§ **WHAT TO WORK ON**
Scan the data below and pick out the lines containing the word "accent".

****************

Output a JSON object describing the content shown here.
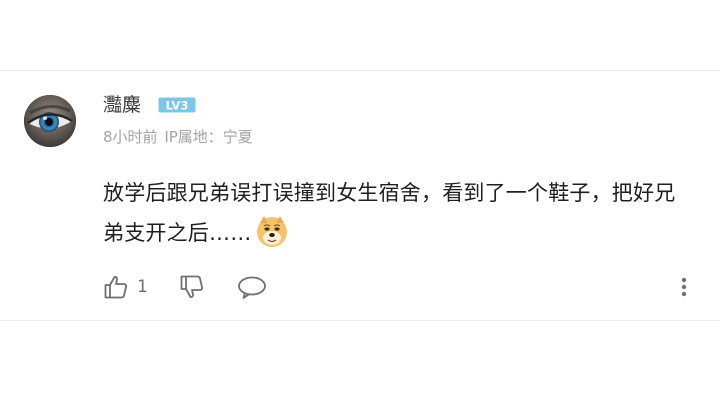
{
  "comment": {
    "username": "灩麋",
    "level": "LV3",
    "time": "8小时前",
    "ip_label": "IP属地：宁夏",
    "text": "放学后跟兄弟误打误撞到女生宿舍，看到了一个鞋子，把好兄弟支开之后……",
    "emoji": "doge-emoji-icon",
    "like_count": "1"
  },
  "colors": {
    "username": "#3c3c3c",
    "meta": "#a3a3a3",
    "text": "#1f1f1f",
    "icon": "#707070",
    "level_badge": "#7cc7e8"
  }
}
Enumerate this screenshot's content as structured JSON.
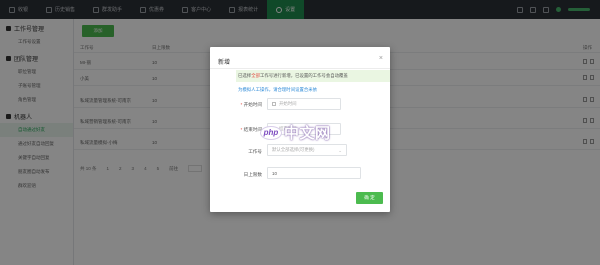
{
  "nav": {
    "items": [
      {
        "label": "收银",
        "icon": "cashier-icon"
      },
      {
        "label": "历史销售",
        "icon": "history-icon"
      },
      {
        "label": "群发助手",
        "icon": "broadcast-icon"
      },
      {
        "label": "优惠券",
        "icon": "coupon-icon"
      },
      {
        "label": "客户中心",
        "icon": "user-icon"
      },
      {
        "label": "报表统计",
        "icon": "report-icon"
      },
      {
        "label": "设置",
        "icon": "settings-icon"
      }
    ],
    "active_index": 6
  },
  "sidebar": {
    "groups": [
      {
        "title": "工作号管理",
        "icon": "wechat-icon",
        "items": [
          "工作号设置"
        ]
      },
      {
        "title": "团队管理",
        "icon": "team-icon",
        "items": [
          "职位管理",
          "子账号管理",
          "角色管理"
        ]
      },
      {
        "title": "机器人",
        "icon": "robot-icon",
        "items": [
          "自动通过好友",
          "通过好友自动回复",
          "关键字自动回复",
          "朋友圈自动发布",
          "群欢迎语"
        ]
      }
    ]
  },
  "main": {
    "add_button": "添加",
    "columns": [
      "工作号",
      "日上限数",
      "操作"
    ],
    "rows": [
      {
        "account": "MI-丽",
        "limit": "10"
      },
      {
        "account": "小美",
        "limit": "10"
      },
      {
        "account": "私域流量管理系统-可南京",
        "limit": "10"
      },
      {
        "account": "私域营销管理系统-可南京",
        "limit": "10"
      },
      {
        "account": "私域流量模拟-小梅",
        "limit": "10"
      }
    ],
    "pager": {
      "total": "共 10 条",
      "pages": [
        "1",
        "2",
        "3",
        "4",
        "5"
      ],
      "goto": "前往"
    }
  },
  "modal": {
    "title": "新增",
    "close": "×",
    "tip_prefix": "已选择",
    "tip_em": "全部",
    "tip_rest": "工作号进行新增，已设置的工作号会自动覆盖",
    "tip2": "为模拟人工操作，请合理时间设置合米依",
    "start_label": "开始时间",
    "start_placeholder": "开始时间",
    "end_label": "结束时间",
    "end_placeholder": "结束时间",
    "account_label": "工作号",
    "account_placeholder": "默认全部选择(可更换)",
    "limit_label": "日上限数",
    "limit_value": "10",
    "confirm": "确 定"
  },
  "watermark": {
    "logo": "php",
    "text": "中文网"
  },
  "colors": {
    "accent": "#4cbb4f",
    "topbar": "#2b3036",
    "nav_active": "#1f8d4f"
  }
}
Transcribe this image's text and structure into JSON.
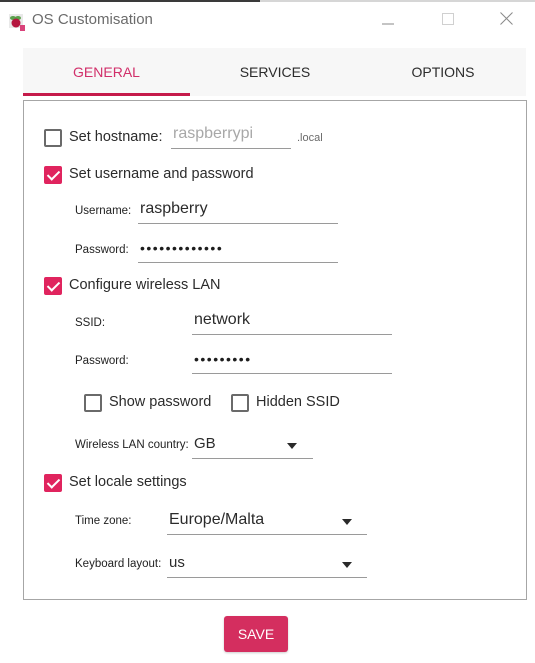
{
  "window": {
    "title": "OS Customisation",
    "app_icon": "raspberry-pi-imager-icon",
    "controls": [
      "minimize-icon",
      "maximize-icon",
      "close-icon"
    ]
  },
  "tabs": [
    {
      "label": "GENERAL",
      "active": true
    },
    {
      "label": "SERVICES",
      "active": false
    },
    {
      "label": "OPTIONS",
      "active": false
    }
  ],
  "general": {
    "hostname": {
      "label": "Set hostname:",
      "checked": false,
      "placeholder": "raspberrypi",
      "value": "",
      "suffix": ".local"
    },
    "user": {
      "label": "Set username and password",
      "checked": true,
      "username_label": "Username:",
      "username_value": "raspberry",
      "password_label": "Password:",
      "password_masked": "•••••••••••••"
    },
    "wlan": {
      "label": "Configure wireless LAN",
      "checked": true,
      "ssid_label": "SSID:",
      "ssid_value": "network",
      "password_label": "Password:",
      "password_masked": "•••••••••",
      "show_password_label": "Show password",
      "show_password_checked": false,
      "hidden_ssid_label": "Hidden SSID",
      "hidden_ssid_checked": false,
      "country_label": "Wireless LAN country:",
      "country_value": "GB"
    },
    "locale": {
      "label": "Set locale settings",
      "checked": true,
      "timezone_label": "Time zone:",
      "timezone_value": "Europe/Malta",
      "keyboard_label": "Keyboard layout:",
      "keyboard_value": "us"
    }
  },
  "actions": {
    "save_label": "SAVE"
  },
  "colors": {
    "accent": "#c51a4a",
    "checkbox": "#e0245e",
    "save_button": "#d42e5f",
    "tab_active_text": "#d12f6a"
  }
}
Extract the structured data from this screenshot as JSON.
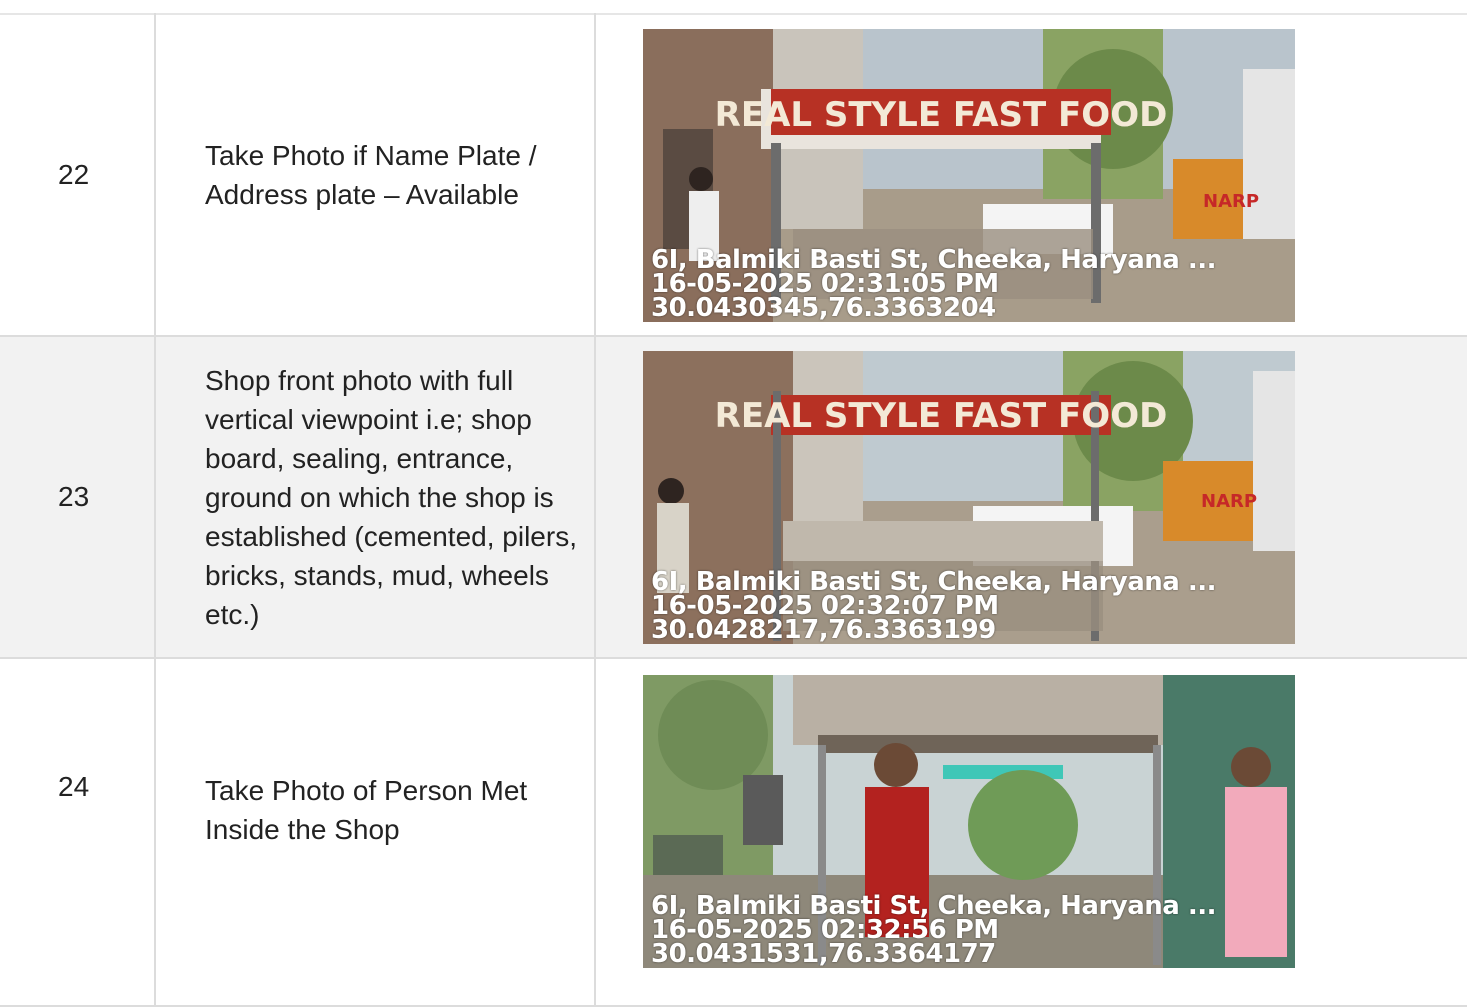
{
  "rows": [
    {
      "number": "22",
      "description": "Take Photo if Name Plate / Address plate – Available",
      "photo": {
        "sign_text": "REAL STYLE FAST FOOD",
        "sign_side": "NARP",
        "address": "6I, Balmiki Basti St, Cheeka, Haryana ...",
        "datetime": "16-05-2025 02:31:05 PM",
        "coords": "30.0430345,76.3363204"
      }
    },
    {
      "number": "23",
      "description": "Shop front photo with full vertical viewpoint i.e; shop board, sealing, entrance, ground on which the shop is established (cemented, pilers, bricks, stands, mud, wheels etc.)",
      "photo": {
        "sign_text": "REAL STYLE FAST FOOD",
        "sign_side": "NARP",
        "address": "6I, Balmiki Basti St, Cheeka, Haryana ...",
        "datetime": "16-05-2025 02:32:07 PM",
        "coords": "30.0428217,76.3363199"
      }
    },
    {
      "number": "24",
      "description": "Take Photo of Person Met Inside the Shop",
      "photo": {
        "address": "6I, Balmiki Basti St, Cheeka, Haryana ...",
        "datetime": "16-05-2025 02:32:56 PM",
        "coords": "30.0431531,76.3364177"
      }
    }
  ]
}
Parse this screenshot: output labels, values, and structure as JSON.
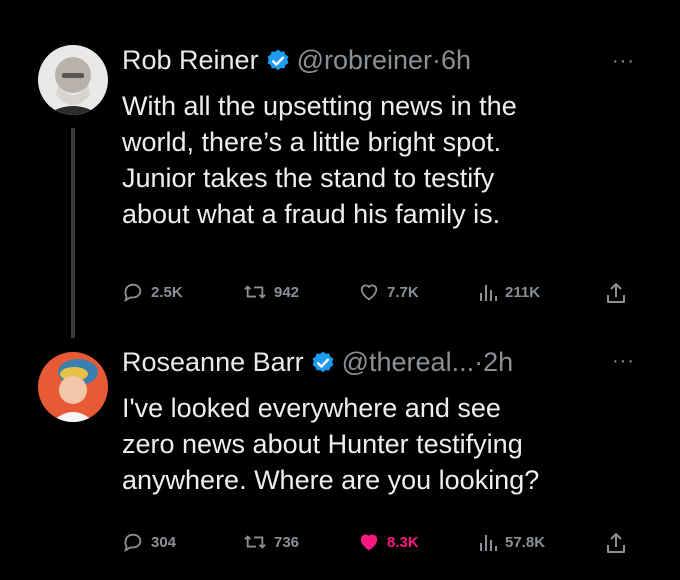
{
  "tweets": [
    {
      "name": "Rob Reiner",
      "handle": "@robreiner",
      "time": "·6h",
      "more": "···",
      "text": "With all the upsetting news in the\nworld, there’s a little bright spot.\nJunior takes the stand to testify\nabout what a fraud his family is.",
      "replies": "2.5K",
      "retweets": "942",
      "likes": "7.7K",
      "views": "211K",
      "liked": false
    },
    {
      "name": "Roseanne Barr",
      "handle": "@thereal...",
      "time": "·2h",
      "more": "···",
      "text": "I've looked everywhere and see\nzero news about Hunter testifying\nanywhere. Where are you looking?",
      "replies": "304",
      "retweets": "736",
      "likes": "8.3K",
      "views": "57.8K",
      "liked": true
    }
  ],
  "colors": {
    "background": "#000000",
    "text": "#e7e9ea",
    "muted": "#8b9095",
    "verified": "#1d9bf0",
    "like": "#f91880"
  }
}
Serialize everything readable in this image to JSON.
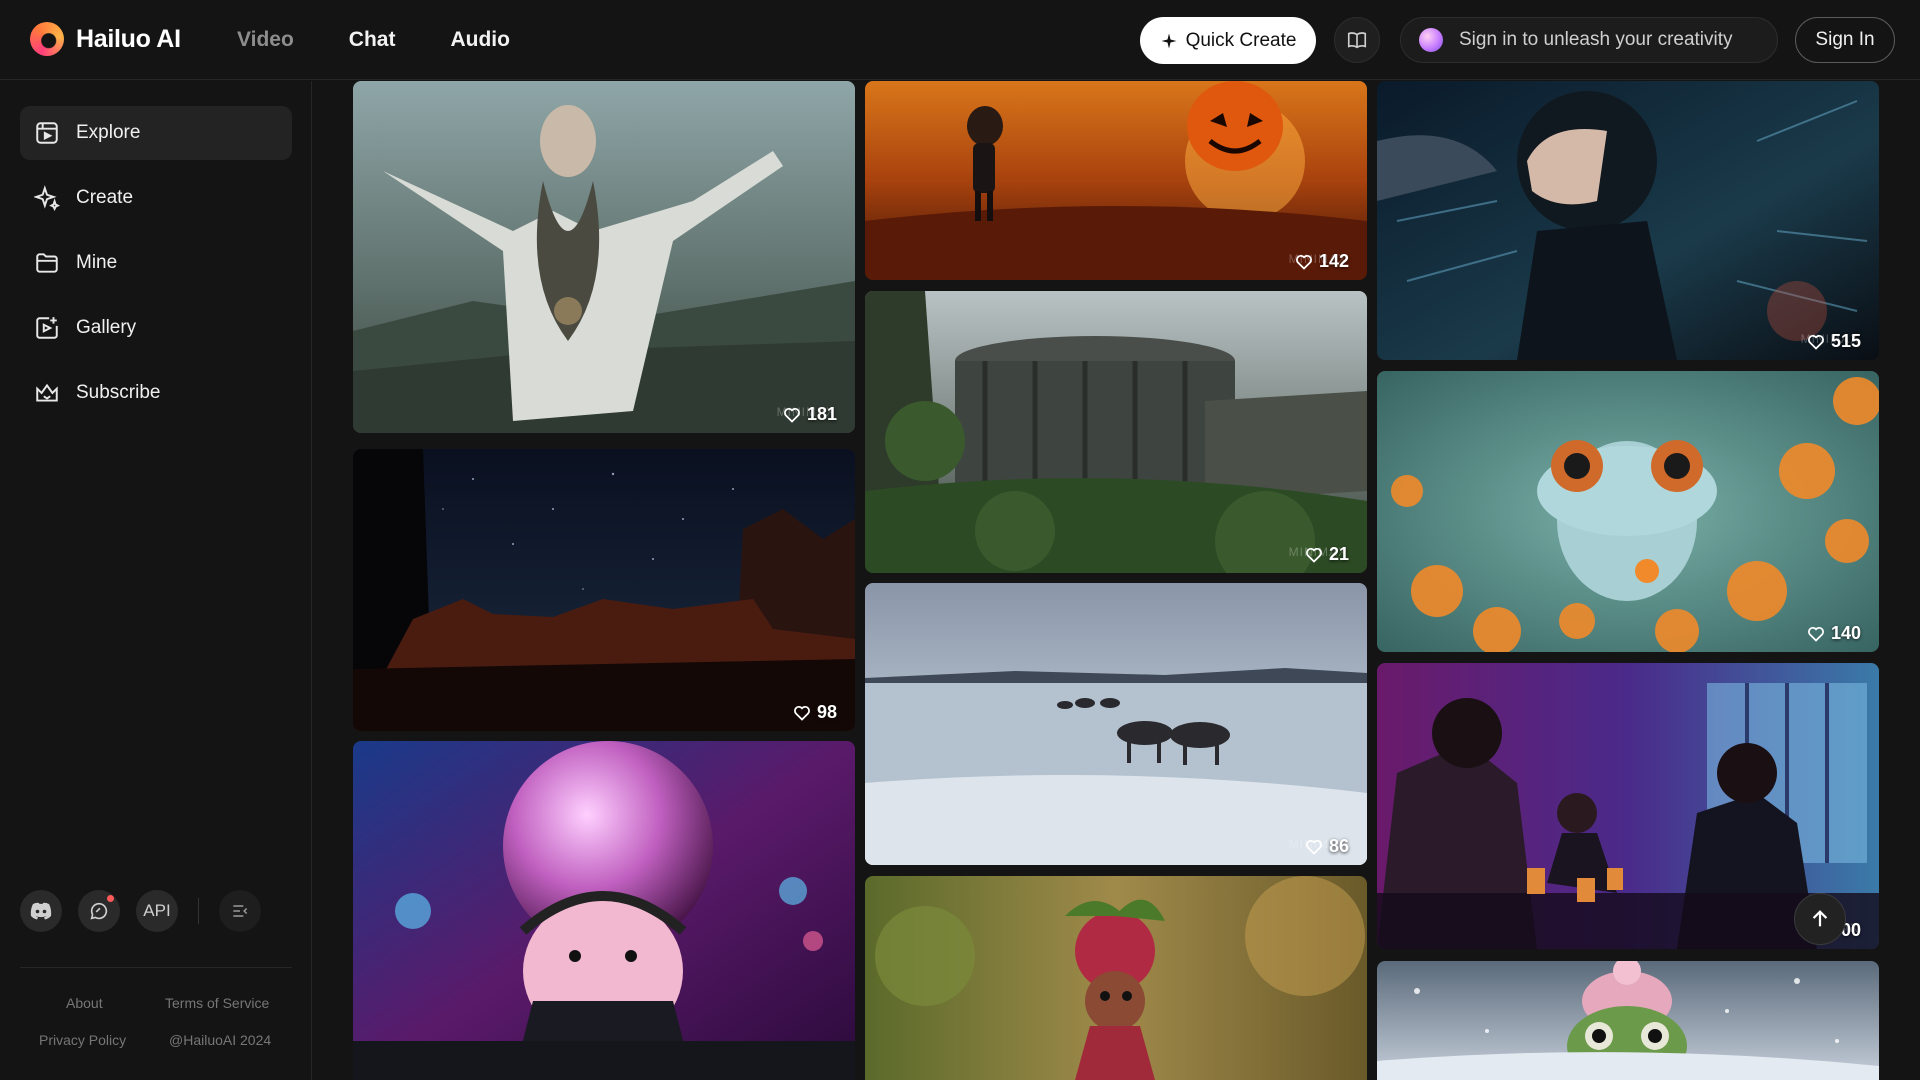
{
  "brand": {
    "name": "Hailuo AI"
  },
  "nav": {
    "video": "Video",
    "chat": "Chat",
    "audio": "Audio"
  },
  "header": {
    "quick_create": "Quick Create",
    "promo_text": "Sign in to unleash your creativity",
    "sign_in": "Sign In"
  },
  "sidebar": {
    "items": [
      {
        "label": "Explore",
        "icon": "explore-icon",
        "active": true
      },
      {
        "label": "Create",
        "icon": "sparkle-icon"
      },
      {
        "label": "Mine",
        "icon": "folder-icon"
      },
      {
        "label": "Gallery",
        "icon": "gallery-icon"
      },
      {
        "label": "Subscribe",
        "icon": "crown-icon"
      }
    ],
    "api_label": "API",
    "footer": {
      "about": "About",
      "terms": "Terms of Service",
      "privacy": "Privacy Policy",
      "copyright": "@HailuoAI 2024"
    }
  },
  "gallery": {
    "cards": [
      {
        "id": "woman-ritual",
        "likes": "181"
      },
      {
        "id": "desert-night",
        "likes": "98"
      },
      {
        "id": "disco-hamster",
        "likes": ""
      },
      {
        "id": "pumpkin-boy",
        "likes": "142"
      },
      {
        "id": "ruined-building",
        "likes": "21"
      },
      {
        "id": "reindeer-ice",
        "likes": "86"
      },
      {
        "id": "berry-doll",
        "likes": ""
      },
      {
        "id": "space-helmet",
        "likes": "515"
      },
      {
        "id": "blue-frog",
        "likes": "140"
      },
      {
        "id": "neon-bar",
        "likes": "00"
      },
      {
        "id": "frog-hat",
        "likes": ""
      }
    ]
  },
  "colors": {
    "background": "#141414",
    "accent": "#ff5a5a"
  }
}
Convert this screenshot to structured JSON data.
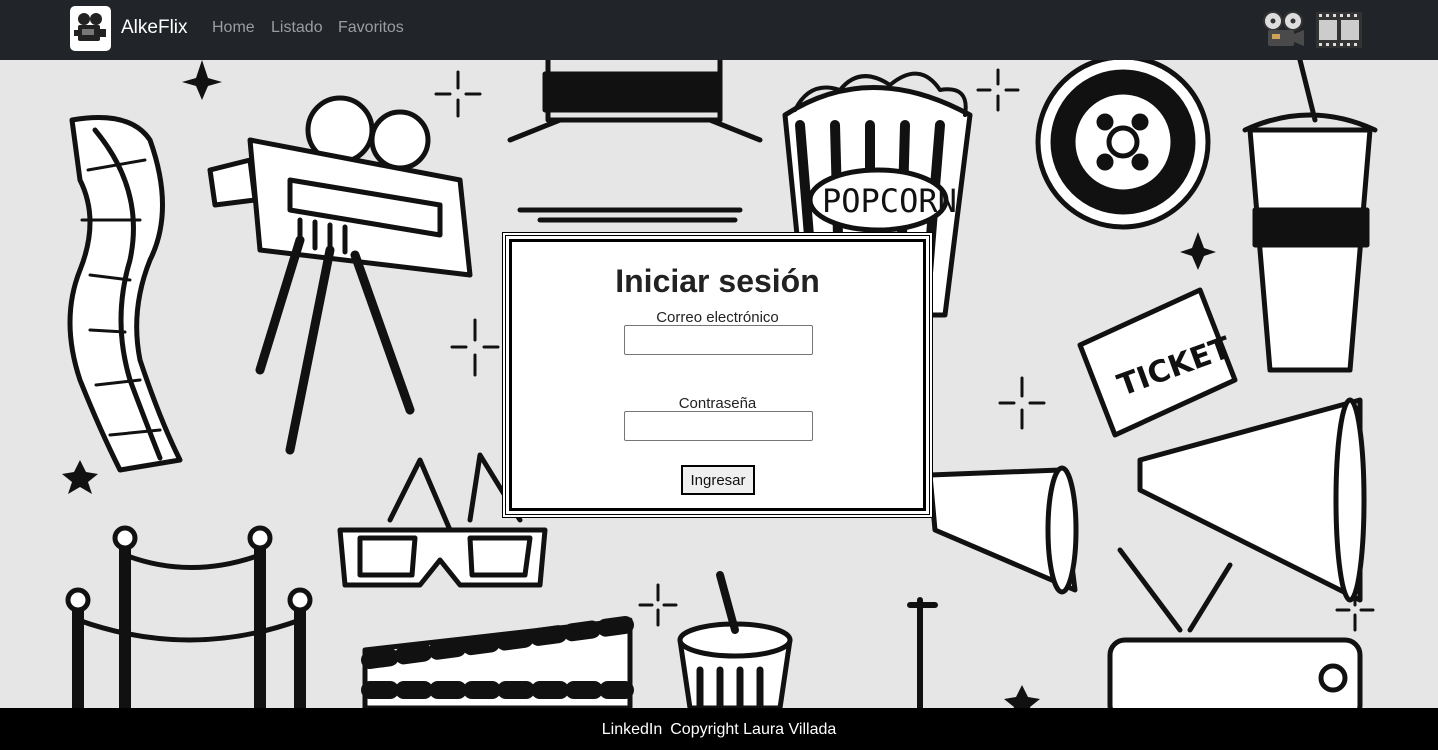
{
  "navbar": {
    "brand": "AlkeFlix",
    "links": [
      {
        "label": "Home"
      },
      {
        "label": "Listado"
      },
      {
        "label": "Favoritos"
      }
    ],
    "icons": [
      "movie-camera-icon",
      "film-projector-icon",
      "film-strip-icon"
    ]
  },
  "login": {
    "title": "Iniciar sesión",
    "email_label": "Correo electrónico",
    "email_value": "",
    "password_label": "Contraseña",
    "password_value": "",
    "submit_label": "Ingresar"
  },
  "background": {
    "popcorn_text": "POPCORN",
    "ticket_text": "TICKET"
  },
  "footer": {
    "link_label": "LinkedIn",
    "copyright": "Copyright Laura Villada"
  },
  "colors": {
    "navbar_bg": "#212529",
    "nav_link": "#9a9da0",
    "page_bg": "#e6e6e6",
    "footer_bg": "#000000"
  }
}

****************

§ **RESULT OF THIS TASK**
    "accent": "#4cbb4f",
    "accent": "#c51a4a",
    "accent": "#ff5a5a"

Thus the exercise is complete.